* **Short problem**: All entries below are to be set down again, identical to the source.

Stored data
══════════

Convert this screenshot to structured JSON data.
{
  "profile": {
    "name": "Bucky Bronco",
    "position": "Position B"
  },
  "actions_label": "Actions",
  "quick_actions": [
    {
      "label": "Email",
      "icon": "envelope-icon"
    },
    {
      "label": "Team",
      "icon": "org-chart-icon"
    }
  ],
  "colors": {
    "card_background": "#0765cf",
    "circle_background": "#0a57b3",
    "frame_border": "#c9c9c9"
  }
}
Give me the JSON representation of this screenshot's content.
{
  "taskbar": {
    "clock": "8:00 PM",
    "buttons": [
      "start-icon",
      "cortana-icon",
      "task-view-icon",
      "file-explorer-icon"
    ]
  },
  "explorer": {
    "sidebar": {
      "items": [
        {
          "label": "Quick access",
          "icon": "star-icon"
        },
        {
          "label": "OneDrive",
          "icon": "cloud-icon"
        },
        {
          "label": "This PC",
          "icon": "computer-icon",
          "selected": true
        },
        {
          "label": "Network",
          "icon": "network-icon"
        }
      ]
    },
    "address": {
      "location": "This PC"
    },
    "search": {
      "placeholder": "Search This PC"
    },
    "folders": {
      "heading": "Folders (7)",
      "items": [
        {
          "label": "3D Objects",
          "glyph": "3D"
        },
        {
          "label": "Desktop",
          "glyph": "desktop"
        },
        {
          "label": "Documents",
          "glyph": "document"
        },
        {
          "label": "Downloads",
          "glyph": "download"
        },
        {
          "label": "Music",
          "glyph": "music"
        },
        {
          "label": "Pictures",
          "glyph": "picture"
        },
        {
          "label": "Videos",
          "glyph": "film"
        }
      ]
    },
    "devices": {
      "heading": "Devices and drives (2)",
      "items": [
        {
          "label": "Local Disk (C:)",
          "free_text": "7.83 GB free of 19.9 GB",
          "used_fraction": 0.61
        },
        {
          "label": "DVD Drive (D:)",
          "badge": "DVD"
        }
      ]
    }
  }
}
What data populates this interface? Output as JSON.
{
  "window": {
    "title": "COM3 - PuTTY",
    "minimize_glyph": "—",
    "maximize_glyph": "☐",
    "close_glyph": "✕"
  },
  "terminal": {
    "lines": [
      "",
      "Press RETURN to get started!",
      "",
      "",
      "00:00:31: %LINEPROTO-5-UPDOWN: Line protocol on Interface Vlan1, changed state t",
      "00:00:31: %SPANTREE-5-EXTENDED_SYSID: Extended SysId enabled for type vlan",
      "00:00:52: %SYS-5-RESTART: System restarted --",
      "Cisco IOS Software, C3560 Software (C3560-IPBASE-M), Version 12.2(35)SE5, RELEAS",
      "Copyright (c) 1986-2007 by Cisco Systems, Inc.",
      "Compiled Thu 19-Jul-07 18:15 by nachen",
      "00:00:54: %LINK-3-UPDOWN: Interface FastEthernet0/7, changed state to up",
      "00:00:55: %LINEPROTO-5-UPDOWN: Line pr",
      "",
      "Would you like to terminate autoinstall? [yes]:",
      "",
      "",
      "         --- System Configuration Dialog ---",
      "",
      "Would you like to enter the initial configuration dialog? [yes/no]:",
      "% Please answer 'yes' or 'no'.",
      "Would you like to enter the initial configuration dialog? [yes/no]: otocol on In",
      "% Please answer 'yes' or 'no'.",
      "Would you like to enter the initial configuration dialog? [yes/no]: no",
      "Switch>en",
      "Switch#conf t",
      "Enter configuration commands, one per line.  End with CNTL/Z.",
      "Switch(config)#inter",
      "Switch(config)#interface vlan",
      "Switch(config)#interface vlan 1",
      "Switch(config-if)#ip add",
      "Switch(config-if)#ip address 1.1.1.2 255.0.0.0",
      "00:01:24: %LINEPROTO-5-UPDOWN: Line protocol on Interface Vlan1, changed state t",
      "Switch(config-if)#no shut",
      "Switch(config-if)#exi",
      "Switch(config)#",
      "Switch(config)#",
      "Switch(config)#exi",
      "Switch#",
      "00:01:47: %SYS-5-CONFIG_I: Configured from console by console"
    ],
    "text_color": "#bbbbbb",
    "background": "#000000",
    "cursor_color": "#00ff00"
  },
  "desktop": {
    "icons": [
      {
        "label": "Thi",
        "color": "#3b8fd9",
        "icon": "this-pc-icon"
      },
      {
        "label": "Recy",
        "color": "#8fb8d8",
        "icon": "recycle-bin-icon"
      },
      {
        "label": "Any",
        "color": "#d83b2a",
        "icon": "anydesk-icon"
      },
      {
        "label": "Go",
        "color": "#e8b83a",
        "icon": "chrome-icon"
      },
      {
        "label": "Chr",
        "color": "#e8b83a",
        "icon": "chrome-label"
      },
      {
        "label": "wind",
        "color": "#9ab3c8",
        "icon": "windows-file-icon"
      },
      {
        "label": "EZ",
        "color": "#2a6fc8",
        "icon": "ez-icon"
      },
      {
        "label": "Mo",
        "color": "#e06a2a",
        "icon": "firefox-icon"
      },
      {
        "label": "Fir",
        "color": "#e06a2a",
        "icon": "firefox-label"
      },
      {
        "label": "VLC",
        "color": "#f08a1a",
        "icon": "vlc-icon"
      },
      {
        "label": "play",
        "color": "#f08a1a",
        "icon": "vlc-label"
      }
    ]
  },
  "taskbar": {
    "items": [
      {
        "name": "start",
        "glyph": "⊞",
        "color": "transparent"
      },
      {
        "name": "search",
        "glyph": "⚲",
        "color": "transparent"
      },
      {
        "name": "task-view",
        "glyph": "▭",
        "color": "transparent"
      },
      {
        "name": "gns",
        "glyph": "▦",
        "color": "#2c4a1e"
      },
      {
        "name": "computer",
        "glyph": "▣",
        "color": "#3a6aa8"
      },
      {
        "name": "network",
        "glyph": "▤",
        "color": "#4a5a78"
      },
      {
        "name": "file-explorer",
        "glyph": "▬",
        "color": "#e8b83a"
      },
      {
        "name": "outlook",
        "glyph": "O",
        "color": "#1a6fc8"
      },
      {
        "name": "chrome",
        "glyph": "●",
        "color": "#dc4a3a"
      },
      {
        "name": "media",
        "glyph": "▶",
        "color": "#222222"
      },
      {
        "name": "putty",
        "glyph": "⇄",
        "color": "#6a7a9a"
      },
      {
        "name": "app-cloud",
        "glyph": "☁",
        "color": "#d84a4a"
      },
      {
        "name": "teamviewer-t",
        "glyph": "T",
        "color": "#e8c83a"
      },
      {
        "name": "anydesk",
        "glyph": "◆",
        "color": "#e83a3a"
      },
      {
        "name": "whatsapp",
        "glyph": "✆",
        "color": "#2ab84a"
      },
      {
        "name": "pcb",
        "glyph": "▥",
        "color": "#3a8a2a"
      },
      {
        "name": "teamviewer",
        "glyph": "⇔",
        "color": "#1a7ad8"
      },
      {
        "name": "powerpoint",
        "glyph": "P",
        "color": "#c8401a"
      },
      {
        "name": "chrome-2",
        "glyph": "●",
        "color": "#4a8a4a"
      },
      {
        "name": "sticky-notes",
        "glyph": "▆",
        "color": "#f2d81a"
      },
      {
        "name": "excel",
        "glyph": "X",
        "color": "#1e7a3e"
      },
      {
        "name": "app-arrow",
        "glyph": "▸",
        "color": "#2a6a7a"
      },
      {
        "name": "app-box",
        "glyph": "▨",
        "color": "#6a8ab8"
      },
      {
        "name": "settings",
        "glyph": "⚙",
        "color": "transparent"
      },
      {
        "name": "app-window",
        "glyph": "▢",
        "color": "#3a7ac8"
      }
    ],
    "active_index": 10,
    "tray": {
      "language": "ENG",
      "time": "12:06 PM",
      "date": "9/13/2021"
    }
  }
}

══════════

* **Complete response**:
Convert this screenshot to structured JSON data.
{
  "profile": {
    "name": "Bucky Bronco",
    "position": "Position B"
  },
  "actions_label": "Actions",
  "quick_actions": [
    {
      "label": "Email",
      "icon": "envelope-icon"
    },
    {
      "label": "Team",
      "icon": "org-chart-icon"
    }
  ],
  "colors": {
    "card_background": "#0765cf",
    "circle_background": "#0a57b3",
    "frame_border": "#c9c9c9"
  }
}
Give me the JSON representation of this screenshot's content.
{
  "taskbar": {
    "clock": "8:00 PM",
    "buttons": [
      "start-icon",
      "cortana-icon",
      "task-view-icon",
      "file-explorer-icon"
    ]
  },
  "explorer": {
    "sidebar": {
      "items": [
        {
          "label": "Quick access",
          "icon": "star-icon"
        },
        {
          "label": "OneDrive",
          "icon": "cloud-icon"
        },
        {
          "label": "This PC",
          "icon": "computer-icon",
          "selected": true
        },
        {
          "label": "Network",
          "icon": "network-icon"
        }
      ]
    },
    "address": {
      "location": "This PC"
    },
    "search": {
      "placeholder": "Search This PC"
    },
    "folders": {
      "heading": "Folders (7)",
      "items": [
        {
          "label": "3D Objects",
          "glyph": "3D"
        },
        {
          "label": "Desktop",
          "glyph": "desktop"
        },
        {
          "label": "Documents",
          "glyph": "document"
        },
        {
          "label": "Downloads",
          "glyph": "download"
        },
        {
          "label": "Music",
          "glyph": "music"
        },
        {
          "label": "Pictures",
          "glyph": "picture"
        },
        {
          "label": "Videos",
          "glyph": "film"
        }
      ]
    },
    "devices": {
      "heading": "Devices and drives (2)",
      "items": [
        {
          "label": "Local Disk (C:)",
          "free_text": "7.83 GB free of 19.9 GB",
          "used_fraction": 0.61
        },
        {
          "label": "DVD Drive (D:)",
          "badge": "DVD"
        }
      ]
    }
  }
}
What data populates this interface? Output as JSON.
{
  "window": {
    "title": "COM3 - PuTTY",
    "minimize_glyph": "—",
    "maximize_glyph": "☐",
    "close_glyph": "✕"
  },
  "terminal": {
    "lines": [
      "",
      "Press RETURN to get started!",
      "",
      "",
      "00:00:31: %LINEPROTO-5-UPDOWN: Line protocol on Interface Vlan1, changed state t",
      "00:00:31: %SPANTREE-5-EXTENDED_SYSID: Extended SysId enabled for type vlan",
      "00:00:52: %SYS-5-RESTART: System restarted --",
      "Cisco IOS Software, C3560 Software (C3560-IPBASE-M), Version 12.2(35)SE5, RELEAS",
      "Copyright (c) 1986-2007 by Cisco Systems, Inc.",
      "Compiled Thu 19-Jul-07 18:15 by nachen",
      "00:00:54: %LINK-3-UPDOWN: Interface FastEthernet0/7, changed state to up",
      "00:00:55: %LINEPROTO-5-UPDOWN: Line pr",
      "",
      "Would you like to terminate autoinstall? [yes]:",
      "",
      "",
      "         --- System Configuration Dialog ---",
      "",
      "Would you like to enter the initial configuration dialog? [yes/no]:",
      "% Please answer 'yes' or 'no'.",
      "Would you like to enter the initial configuration dialog? [yes/no]: otocol on In",
      "% Please answer 'yes' or 'no'.",
      "Would you like to enter the initial configuration dialog? [yes/no]: no",
      "Switch>en",
      "Switch#conf t",
      "Enter configuration commands, one per line.  End with CNTL/Z.",
      "Switch(config)#inter",
      "Switch(config)#interface vlan",
      "Switch(config)#interface vlan 1",
      "Switch(config-if)#ip add",
      "Switch(config-if)#ip address 1.1.1.2 255.0.0.0",
      "00:01:24: %LINEPROTO-5-UPDOWN: Line protocol on Interface Vlan1, changed state t",
      "Switch(config-if)#no shut",
      "Switch(config-if)#exi",
      "Switch(config)#",
      "Switch(config)#",
      "Switch(config)#exi",
      "Switch#",
      "00:01:47: %SYS-5-CONFIG_I: Configured from console by console"
    ],
    "text_color": "#bbbbbb",
    "background": "#000000",
    "cursor_color": "#00ff00"
  },
  "desktop": {
    "icons": [
      {
        "label": "Thi",
        "color": "#3b8fd9",
        "icon": "this-pc-icon"
      },
      {
        "label": "Recy",
        "color": "#8fb8d8",
        "icon": "recycle-bin-icon"
      },
      {
        "label": "Any",
        "color": "#d83b2a",
        "icon": "anydesk-icon"
      },
      {
        "label": "Go",
        "color": "#e8b83a",
        "icon": "chrome-icon"
      },
      {
        "label": "Chr",
        "color": "#e8b83a",
        "icon": "chrome-label"
      },
      {
        "label": "wind",
        "color": "#9ab3c8",
        "icon": "windows-file-icon"
      },
      {
        "label": "EZ",
        "color": "#2a6fc8",
        "icon": "ez-icon"
      },
      {
        "label": "Mo",
        "color": "#e06a2a",
        "icon": "firefox-icon"
      },
      {
        "label": "Fir",
        "color": "#e06a2a",
        "icon": "firefox-label"
      },
      {
        "label": "VLC",
        "color": "#f08a1a",
        "icon": "vlc-icon"
      },
      {
        "label": "play",
        "color": "#f08a1a",
        "icon": "vlc-label"
      }
    ]
  },
  "taskbar": {
    "items": [
      {
        "name": "start",
        "glyph": "⊞",
        "color": "transparent"
      },
      {
        "name": "search",
        "glyph": "⚲",
        "color": "transparent"
      },
      {
        "name": "task-view",
        "glyph": "▭",
        "color": "transparent"
      },
      {
        "name": "gns",
        "glyph": "▦",
        "color": "#2c4a1e"
      },
      {
        "name": "computer",
        "glyph": "▣",
        "color": "#3a6aa8"
      },
      {
        "name": "network",
        "glyph": "▤",
        "color": "#4a5a78"
      },
      {
        "name": "file-explorer",
        "glyph": "▬",
        "color": "#e8b83a"
      },
      {
        "name": "outlook",
        "glyph": "O",
        "color": "#1a6fc8"
      },
      {
        "name": "chrome",
        "glyph": "●",
        "color": "#dc4a3a"
      },
      {
        "name": "media",
        "glyph": "▶",
        "color": "#222222"
      },
      {
        "name": "putty",
        "glyph": "⇄",
        "color": "#6a7a9a"
      },
      {
        "name": "app-cloud",
        "glyph": "☁",
        "color": "#d84a4a"
      },
      {
        "name": "teamviewer-t",
        "glyph": "T",
        "color": "#e8c83a"
      },
      {
        "name": "anydesk",
        "glyph": "◆",
        "color": "#e83a3a"
      },
      {
        "name": "whatsapp",
        "glyph": "✆",
        "color": "#2ab84a"
      },
      {
        "name": "pcb",
        "glyph": "▥",
        "color": "#3a8a2a"
      },
      {
        "name": "teamviewer",
        "glyph": "⇔",
        "color": "#1a7ad8"
      },
      {
        "name": "powerpoint",
        "glyph": "P",
        "color": "#c8401a"
      },
      {
        "name": "chrome-2",
        "glyph": "●",
        "color": "#4a8a4a"
      },
      {
        "name": "sticky-notes",
        "glyph": "▆",
        "color": "#f2d81a"
      },
      {
        "name": "excel",
        "glyph": "X",
        "color": "#1e7a3e"
      },
      {
        "name": "app-arrow",
        "glyph": "▸",
        "color": "#2a6a7a"
      },
      {
        "name": "app-box",
        "glyph": "▨",
        "color": "#6a8ab8"
      },
      {
        "name": "settings",
        "glyph": "⚙",
        "color": "transparent"
      },
      {
        "name": "app-window",
        "glyph": "▢",
        "color": "#3a7ac8"
      }
    ],
    "active_index": 10,
    "tray": {
      "language": "ENG",
      "time": "12:06 PM",
      "date": "9/13/2021"
    }
  }
}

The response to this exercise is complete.